§ Excerto:
>>>

José Carlos Carvalho

Jimmy Wales tem um plano para salvar o jornalismo que não dependa do mercado publicitário. Como? Aplicando o mesmo modelo da Wikipédia.

Nuno Aguiar

Nuno Aguiar

Jornalista

O fundador da Wikipédia foi o primeiro orador da conferência organizada pela Fundação Francisco Manuel dos Santos para debater o trabalho. Durante a sua intervenção, Jimmy Wales decidiu concentrar-se no futuro do jornalismo e nos desafios que existem ao modelo de negócio dos media.

“Devem imaginar quão triste eu fico quando as pessoas dizem que vivemos num mundo pós-facto”, sublinhou o homem que criou a maior enciclopédia do mundo, à audiência reunida no Jardim Botânico Tropical, em Belém. Wales explicou que a indústria dos media tem sofrido muito. Há menos receita, menos jornalistas e a qualidade da informação caiu. “Os grandes jornais de referência continuam a lutar, mas concorrem com uma vaga de informação de baixa qualidade.”

No centro da crise está o modelo de negócio baseado em publicidade. Antes, a preocupação era que um jornal como o “New York Times” não escrevesse coisas negativas sobre os seus principais anunciantes. Hoje, o problema é que esses anunciantes já não precisam tanto do NYT. “Quando navegamos na net, estamos sempre a ver os mesmos anúncios. A mim, aparecem-me barcos [para comprar]. Todos os conteúdos estão a competir uns com os outros” por cliques, afirmou.

Se é esse o modelo - assegurar que o maior número de pessoas clica numa notícia - os incentivos podem tornar-se perversos: o jornal pode preferir ter um jornalista inexperiente a produzir artigos de clickbait em catadupa do que um repórter sénior, que faça investigações ou análises mais profundas. “O modelo de dependência da publicidade tem sido muito destrutivo para o jornalismo”, frisa.

Como escapar a esta armadilha? Wales dá o exemplo da Wikitribune, o projeto que fundou há cerca de um ano e meio. Um site noticioso que junta jornalistas e membros da comunidade online. Os primeiros escrevem as notícias, os segundos verificam os factos e sugerem alterações.

Ainda é apenas um projeto piloto - só tem dez jornalistas - mas servirá, pelo menos, para testar um modelo de negócio. O site tem fins lucrativos, mas não terá publicidade, nem paywall. Viverá dos donativos que os leitores quiserem dar.

<<<

§ Listagem de dados:
>>>

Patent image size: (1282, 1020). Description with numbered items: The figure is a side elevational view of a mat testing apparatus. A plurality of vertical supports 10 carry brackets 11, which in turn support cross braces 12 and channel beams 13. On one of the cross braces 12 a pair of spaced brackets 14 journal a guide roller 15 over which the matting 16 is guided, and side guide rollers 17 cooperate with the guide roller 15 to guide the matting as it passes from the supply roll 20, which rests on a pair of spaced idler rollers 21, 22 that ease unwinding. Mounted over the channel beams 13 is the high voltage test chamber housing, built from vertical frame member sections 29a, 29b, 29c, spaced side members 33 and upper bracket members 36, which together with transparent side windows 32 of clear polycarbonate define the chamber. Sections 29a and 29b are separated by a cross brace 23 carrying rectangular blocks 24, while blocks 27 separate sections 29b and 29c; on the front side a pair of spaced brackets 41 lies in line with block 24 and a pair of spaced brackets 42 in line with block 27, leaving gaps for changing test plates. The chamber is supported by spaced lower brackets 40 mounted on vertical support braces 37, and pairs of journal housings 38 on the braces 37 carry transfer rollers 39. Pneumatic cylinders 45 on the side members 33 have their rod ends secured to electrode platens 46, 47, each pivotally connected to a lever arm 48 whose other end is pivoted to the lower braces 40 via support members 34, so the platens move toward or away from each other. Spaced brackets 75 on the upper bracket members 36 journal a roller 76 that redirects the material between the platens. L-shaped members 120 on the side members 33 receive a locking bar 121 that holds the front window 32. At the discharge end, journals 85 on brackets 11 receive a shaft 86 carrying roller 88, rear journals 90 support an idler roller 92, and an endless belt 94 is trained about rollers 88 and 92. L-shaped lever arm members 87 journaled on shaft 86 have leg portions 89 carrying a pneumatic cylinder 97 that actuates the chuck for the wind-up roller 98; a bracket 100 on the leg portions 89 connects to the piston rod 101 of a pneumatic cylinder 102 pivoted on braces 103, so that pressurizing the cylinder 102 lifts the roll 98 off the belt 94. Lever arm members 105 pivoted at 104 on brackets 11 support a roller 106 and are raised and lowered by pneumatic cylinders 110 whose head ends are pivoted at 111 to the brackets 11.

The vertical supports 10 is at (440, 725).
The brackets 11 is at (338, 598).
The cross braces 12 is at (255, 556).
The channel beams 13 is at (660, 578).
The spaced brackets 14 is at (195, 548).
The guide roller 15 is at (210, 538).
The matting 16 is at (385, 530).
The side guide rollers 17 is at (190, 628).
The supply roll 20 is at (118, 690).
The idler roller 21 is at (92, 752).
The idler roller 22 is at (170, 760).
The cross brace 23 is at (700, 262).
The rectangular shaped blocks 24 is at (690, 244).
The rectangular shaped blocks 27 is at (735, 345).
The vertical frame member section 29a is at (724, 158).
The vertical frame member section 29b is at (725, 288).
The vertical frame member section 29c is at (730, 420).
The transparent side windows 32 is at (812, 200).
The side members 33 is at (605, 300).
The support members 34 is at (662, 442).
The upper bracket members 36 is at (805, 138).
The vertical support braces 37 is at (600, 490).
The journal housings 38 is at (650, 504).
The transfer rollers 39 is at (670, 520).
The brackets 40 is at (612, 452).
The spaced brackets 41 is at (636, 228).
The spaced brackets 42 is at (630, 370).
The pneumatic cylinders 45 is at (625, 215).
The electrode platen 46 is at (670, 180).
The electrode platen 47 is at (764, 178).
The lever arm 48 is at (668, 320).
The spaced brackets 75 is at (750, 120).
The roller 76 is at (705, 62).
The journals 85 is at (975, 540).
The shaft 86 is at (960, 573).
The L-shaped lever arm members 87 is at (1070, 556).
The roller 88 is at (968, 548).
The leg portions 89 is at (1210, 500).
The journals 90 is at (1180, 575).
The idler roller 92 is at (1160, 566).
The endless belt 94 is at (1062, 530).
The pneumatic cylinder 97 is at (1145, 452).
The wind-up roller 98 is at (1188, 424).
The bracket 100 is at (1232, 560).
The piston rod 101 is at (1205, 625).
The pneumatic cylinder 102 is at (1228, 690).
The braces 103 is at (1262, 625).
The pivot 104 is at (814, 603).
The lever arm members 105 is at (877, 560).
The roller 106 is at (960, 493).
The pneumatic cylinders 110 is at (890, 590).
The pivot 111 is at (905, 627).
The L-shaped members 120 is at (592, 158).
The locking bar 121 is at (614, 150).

<<<

Extraia do excerto sobre o plano de Jimmy Wales para o jornalismo o trecho que vai de "Jimmy Wales tem" até "negócio dos media.", inclusive, sem qualquer alteração. Os registos provêm de outra fonte.

Jimmy Wales tem um plano para salvar o jornalismo que não dependa do mercado publicitário. Como? Aplicando o mesmo modelo da Wikipédia.

Nuno Aguiar

Nuno Aguiar

Jornalista

O fundador da Wikipédia foi o primeiro orador da conferência organizada pela Fundação Francisco Manuel dos Santos para debater o trabalho. Durante a sua intervenção, Jimmy Wales decidiu concentrar-se no futuro do jornalismo e nos desafios que existem ao modelo de negócio dos media.